• _YOUR TASK_:
Leave out the pictures and repeat the data exactly.

═════ ITEMS

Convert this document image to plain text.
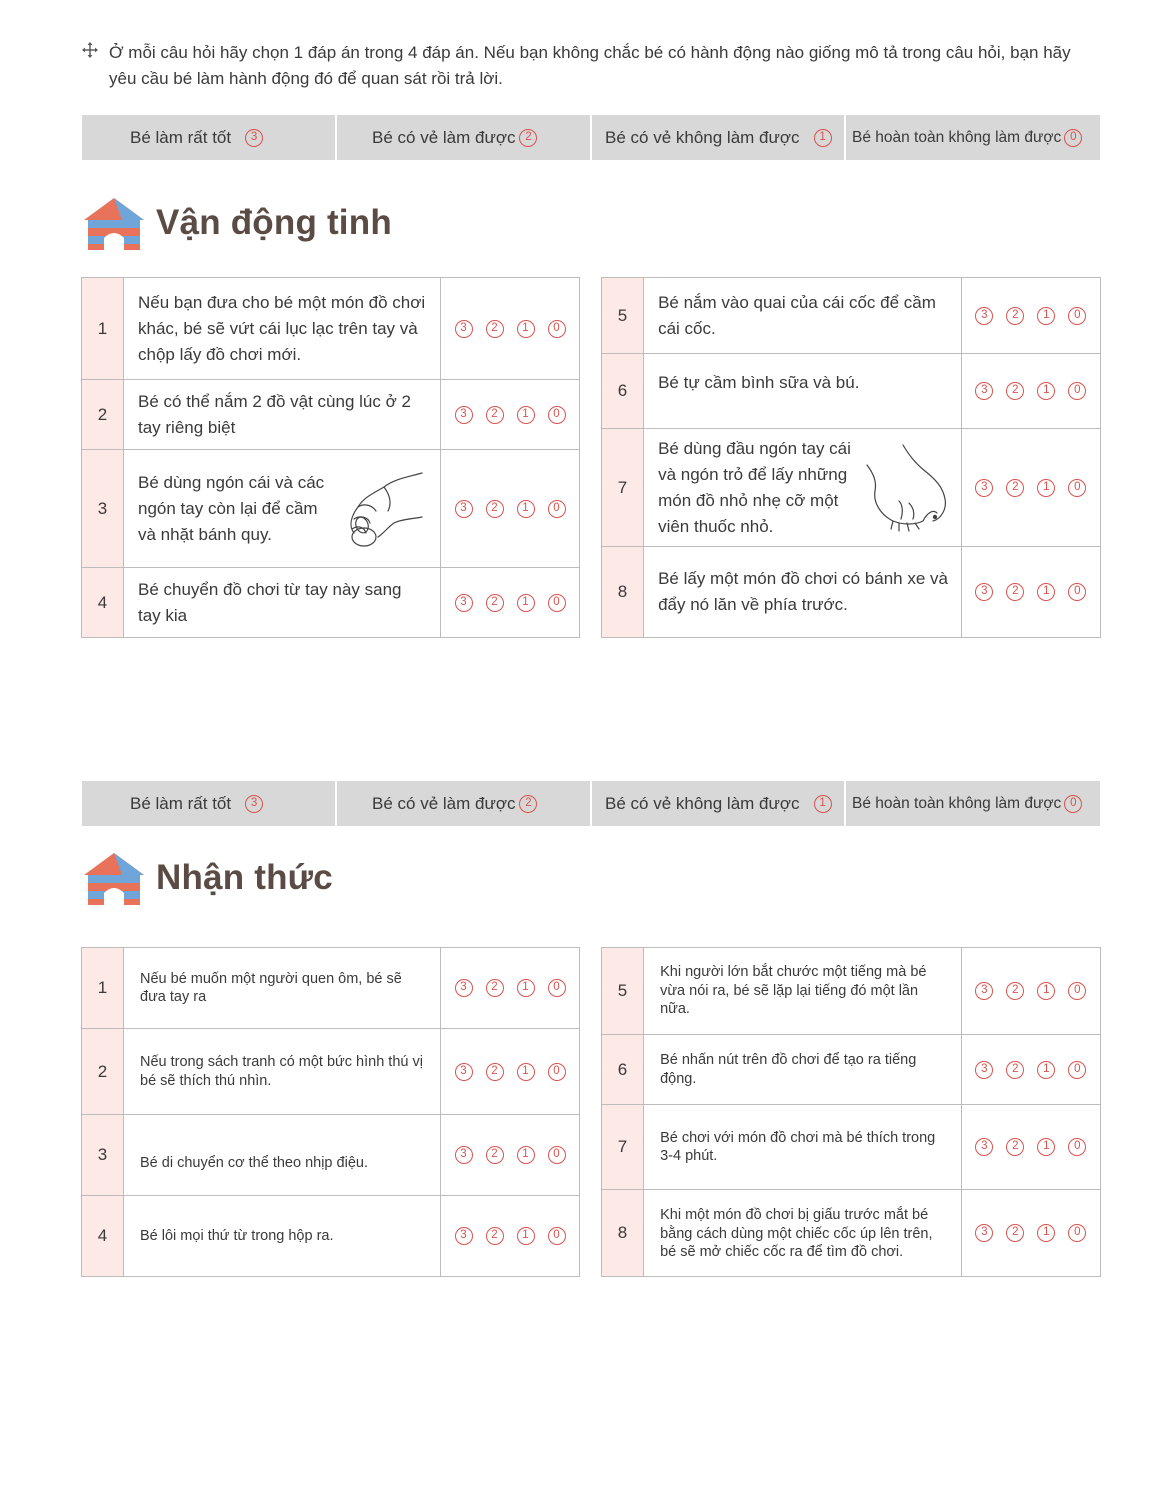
Ở mỗi câu hỏi hãy chọn 1 đáp án trong 4 đáp án. Nếu bạn không chắc bé có hành động nào giống mô tả trong câu hỏi, bạn hãy yêu cầu bé làm hành động đó để quan sát rồi trả lời.
Bé làm rất tốt	3	Bé có vẻ làm được 2	Bé có vẻ không làm được	1	Bé hoàn toàn không làm được 0
Vận động tinh
1	Nếu bạn đưa cho bé một món đồ chơi khác, bé sẽ vứt cái lục lạc trên tay và chộp lấy đồ chơi mới.	3 2 1 0

2	Bé có thể nắm 2 đồ vật cùng lúc ở 2 tay riêng biệt	3 2 1 0

3	Bé dùng ngón cái và các ngón tay còn lại để cầm và nhặt bánh quy.	3 2 1 0

4	Bé chuyển đồ chơi từ tay này sang tay kia	3 2 1 0
5	Bé nắm vào quai của cái cốc để cầm cái cốc.	3 2 1 0

6	Bé tự cầm bình sữa và bú.	3 2 1 0

7	Bé dùng đầu ngón tay cái và ngón trỏ để lấy những món đồ nhỏ nhẹ cỡ một viên thuốc nhỏ.	3 2 1 0

8	Bé lấy một món đồ chơi có bánh xe và đẩy nó lăn về phía trước.	3 2 1 0
Bé làm rất tốt	3	Bé có vẻ làm được 2	Bé có vẻ không làm được	1	Bé hoàn toàn không làm được 0
Nhận thức
1	Nếu bé muốn một người quen ôm, bé sẽ đưa tay ra	3 2 1 0

2	Nếu trong sách tranh có một bức hình thú vị bé sẽ thích thú nhìn.	3 2 1 0

3	Bé di chuyển cơ thể theo nhịp điệu.	3 2 1 0

4	Bé lôi mọi thứ từ trong hộp ra.	3 2 1 0
5	Khi người lớn bắt chước một tiếng mà bé vừa nói ra, bé sẽ lặp lại tiếng đó một lần nữa.	3 2 1 0

6	Bé nhấn nút trên đồ chơi để tạo ra tiếng động.	3 2 1 0

7	Bé chơi với món đồ chơi mà bé thích trong 3-4 phút.	3 2 1 0

8	Khi một món đồ chơi bị giấu trước mắt bé bằng cách dùng một chiếc cốc úp lên trên, bé sẽ mở chiếc cốc ra để tìm đồ chơi.	3 2 1 0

══════════

• _WRITTEN REPLY_:
Convert this document image to plain text.
Ở mỗi câu hỏi hãy chọn 1 đáp án trong 4 đáp án. Nếu bạn không chắc bé có hành động nào giống mô tả trong câu hỏi, bạn hãy yêu cầu bé làm hành động đó để quan sát rồi trả lời.
Bé làm rất tốt	3	Bé có vẻ làm được 2	Bé có vẻ không làm được	1	Bé hoàn toàn không làm được 0
Vận động tinh
1	Nếu bạn đưa cho bé một món đồ chơi khác, bé sẽ vứt cái lục lạc trên tay và chộp lấy đồ chơi mới.	3 2 1 0

2	Bé có thể nắm 2 đồ vật cùng lúc ở 2 tay riêng biệt	3 2 1 0

3	Bé dùng ngón cái và các ngón tay còn lại để cầm và nhặt bánh quy.	3 2 1 0

4	Bé chuyển đồ chơi từ tay này sang tay kia	3 2 1 0
5	Bé nắm vào quai của cái cốc để cầm cái cốc.	3 2 1 0

6	Bé tự cầm bình sữa và bú.	3 2 1 0

7	Bé dùng đầu ngón tay cái và ngón trỏ để lấy những món đồ nhỏ nhẹ cỡ một viên thuốc nhỏ.	3 2 1 0

8	Bé lấy một món đồ chơi có bánh xe và đẩy nó lăn về phía trước.	3 2 1 0
Bé làm rất tốt	3	Bé có vẻ làm được 2	Bé có vẻ không làm được	1	Bé hoàn toàn không làm được 0
Nhận thức
1	Nếu bé muốn một người quen ôm, bé sẽ đưa tay ra	3 2 1 0

2	Nếu trong sách tranh có một bức hình thú vị bé sẽ thích thú nhìn.	3 2 1 0

3	Bé di chuyển cơ thể theo nhịp điệu.	3 2 1 0

4	Bé lôi mọi thứ từ trong hộp ra.	3 2 1 0
5	Khi người lớn bắt chước một tiếng mà bé vừa nói ra, bé sẽ lặp lại tiếng đó một lần nữa.	3 2 1 0

6	Bé nhấn nút trên đồ chơi để tạo ra tiếng động.	3 2 1 0

7	Bé chơi với món đồ chơi mà bé thích trong 3-4 phút.	3 2 1 0

8	Khi một món đồ chơi bị giấu trước mắt bé bằng cách dùng một chiếc cốc úp lên trên, bé sẽ mở chiếc cốc ra để tìm đồ chơi.	3 2 1 0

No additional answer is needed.